Work instructions
Repeat every record below exactly, leaving out the pictures.

Source material
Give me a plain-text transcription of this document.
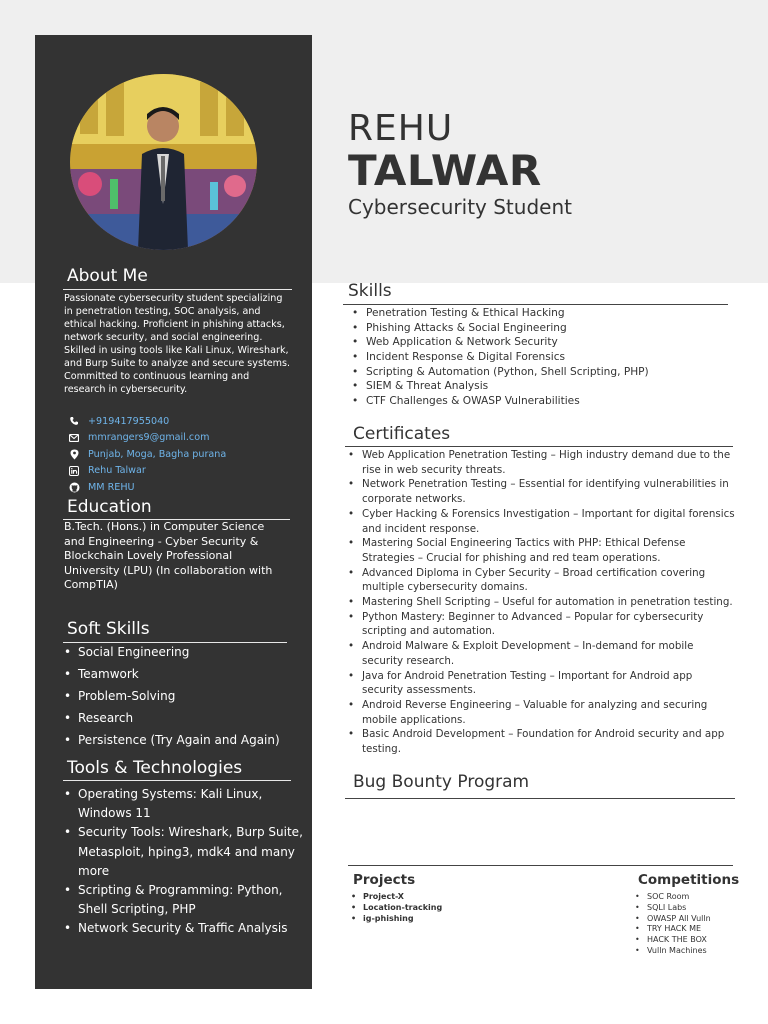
REHU
TALWAR
Cybersecurity Student
About Me
Passionate cybersecurity student specializing in penetration testing, SOC analysis, and ethical hacking. Proficient in phishing attacks, network security, and social engineering. Skilled in using tools like Kali Linux, Wireshark, and Burp Suite to analyze and secure systems. Committed to continuous learning and research in cybersecurity.
+919417955040
mmrangers9@gmail.com
Punjab, Moga, Bagha purana
Rehu Talwar
MM REHU
Education
B.Tech. (Hons.) in Computer Science and Engineering - Cyber Security & Blockchain Lovely Professional University (LPU) (In collaboration with CompTIA)
Soft Skills
• Social Engineering
• Teamwork
• Problem-Solving
• Research
• Persistence (Try Again and Again)
Tools & Technologies
• Operating Systems: Kali Linux, Windows 11
• Security Tools: Wireshark, Burp Suite, Metasploit, hping3, mdk4 and many more
• Scripting & Programming: Python, Shell Scripting, PHP
• Network Security & Traffic Analysis
Skills
• Penetration Testing & Ethical Hacking
• Phishing Attacks & Social Engineering
• Web Application & Network Security
• Incident Response & Digital Forensics
• Scripting & Automation (Python, Shell Scripting, PHP)
• SIEM & Threat Analysis
• CTF Challenges & OWASP Vulnerabilities
Certificates
• Web Application Penetration Testing – High industry demand due to the rise in web security threats.
• Network Penetration Testing – Essential for identifying vulnerabilities in corporate networks.
• Cyber Hacking & Forensics Investigation – Important for digital forensics and incident response.
• Mastering Social Engineering Tactics with PHP: Ethical Defense Strategies – Crucial for phishing and red team operations.
• Advanced Diploma in Cyber Security – Broad certification covering multiple cybersecurity domains.
• Mastering Shell Scripting – Useful for automation in penetration testing.
• Python Mastery: Beginner to Advanced – Popular for cybersecurity scripting and automation.
• Android Malware & Exploit Development – In-demand for mobile security research.
• Java for Android Penetration Testing – Important for Android app security assessments.
• Android Reverse Engineering – Valuable for analyzing and securing mobile applications.
• Basic Android Development – Foundation for Android security and app testing.
Bug Bounty Program
Projects
• Project-X
• Location-tracking
• ig-phishing
Competitions
• SOC Room
• SQLI Labs
• OWASP All Vulln
• TRY HACK ME
• HACK THE BOX
• Vulln Machines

Response
Give me a plain-text transcription of this document.
REHU
TALWAR
Cybersecurity Student
About Me
Passionate cybersecurity student specializing in penetration testing, SOC analysis, and ethical hacking. Proficient in phishing attacks, network security, and social engineering. Skilled in using tools like Kali Linux, Wireshark, and Burp Suite to analyze and secure systems. Committed to continuous learning and research in cybersecurity.
+919417955040
mmrangers9@gmail.com
Punjab, Moga, Bagha purana
Rehu Talwar
MM REHU
Education
B.Tech. (Hons.) in Computer Science and Engineering - Cyber Security & Blockchain Lovely Professional University (LPU) (In collaboration with CompTIA)
Soft Skills
• Social Engineering
• Teamwork
• Problem-Solving
• Research
• Persistence (Try Again and Again)
Tools & Technologies
• Operating Systems: Kali Linux, Windows 11
• Security Tools: Wireshark, Burp Suite, Metasploit, hping3, mdk4 and many more
• Scripting & Programming: Python, Shell Scripting, PHP
• Network Security & Traffic Analysis
Skills
• Penetration Testing & Ethical Hacking
• Phishing Attacks & Social Engineering
• Web Application & Network Security
• Incident Response & Digital Forensics
• Scripting & Automation (Python, Shell Scripting, PHP)
• SIEM & Threat Analysis
• CTF Challenges & OWASP Vulnerabilities
Certificates
• Web Application Penetration Testing – High industry demand due to the rise in web security threats.
• Network Penetration Testing – Essential for identifying vulnerabilities in corporate networks.
• Cyber Hacking & Forensics Investigation – Important for digital forensics and incident response.
• Mastering Social Engineering Tactics with PHP: Ethical Defense Strategies – Crucial for phishing and red team operations.
• Advanced Diploma in Cyber Security – Broad certification covering multiple cybersecurity domains.
• Mastering Shell Scripting – Useful for automation in penetration testing.
• Python Mastery: Beginner to Advanced – Popular for cybersecurity scripting and automation.
• Android Malware & Exploit Development – In-demand for mobile security research.
• Java for Android Penetration Testing – Important for Android app security assessments.
• Android Reverse Engineering – Valuable for analyzing and securing mobile applications.
• Basic Android Development – Foundation for Android security and app testing.
Bug Bounty Program
Projects
• Project-X
• Location-tracking
• ig-phishing
Competitions
• SOC Room
• SQLI Labs
• OWASP All Vulln
• TRY HACK ME
• HACK THE BOX
• Vulln Machines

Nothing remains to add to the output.